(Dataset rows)
▶
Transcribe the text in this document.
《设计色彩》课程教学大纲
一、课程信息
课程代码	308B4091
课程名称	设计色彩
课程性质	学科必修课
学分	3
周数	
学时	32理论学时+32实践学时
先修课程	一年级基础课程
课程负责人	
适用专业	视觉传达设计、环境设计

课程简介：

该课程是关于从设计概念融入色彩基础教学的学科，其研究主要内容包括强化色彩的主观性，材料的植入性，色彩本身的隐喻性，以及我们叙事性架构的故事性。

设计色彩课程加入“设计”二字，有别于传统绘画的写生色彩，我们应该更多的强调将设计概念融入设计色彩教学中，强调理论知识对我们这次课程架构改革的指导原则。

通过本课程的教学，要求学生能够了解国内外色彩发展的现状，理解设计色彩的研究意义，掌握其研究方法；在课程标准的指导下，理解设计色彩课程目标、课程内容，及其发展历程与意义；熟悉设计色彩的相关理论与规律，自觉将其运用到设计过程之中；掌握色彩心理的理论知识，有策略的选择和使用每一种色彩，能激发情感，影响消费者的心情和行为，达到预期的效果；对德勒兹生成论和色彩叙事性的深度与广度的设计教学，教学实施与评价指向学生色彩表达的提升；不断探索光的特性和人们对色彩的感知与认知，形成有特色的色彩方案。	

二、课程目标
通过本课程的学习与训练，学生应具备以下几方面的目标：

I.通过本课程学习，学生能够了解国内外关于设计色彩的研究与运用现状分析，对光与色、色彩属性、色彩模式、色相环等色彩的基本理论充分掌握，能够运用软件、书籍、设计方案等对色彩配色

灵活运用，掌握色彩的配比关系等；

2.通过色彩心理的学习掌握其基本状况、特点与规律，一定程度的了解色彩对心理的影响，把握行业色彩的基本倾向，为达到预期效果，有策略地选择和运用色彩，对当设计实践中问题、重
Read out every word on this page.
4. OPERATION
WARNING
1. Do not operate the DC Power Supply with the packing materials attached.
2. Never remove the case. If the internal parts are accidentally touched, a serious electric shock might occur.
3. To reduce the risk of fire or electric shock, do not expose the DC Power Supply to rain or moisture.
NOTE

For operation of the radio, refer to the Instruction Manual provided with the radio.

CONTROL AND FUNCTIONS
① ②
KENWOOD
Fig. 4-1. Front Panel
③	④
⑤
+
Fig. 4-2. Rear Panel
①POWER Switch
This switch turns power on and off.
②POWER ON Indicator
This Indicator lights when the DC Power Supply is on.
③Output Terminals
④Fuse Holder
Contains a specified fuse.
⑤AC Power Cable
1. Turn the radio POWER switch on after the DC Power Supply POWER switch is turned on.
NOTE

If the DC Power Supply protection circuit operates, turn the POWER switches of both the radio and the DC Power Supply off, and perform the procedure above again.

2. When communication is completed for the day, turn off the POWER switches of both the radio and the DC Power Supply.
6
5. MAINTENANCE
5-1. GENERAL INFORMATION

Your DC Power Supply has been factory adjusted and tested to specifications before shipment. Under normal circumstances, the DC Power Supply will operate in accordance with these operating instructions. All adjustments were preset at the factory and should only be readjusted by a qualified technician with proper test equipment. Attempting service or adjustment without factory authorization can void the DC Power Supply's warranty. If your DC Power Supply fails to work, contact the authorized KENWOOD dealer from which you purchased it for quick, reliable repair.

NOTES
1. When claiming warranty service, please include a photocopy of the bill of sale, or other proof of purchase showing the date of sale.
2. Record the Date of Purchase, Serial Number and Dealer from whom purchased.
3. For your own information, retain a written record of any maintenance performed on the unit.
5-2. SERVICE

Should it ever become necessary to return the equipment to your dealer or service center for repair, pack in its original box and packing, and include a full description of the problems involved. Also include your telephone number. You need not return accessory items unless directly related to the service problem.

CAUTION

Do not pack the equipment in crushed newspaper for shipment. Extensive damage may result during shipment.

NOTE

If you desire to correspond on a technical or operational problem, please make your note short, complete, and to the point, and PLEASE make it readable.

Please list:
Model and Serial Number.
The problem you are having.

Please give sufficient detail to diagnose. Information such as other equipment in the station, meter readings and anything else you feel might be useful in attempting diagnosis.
◀
EXERCISE DIRECTIONS:
Where a line contains "might", copy that line.

CORRECT RESPONSE:
2. Never remove the case. If the internal parts are accidentally touched, a serious electric shock might occur.
Please give sufficient detail to diagnose. Information such as other equipment in the station, meter readings and anything else you feel might be useful in attempting diagnosis.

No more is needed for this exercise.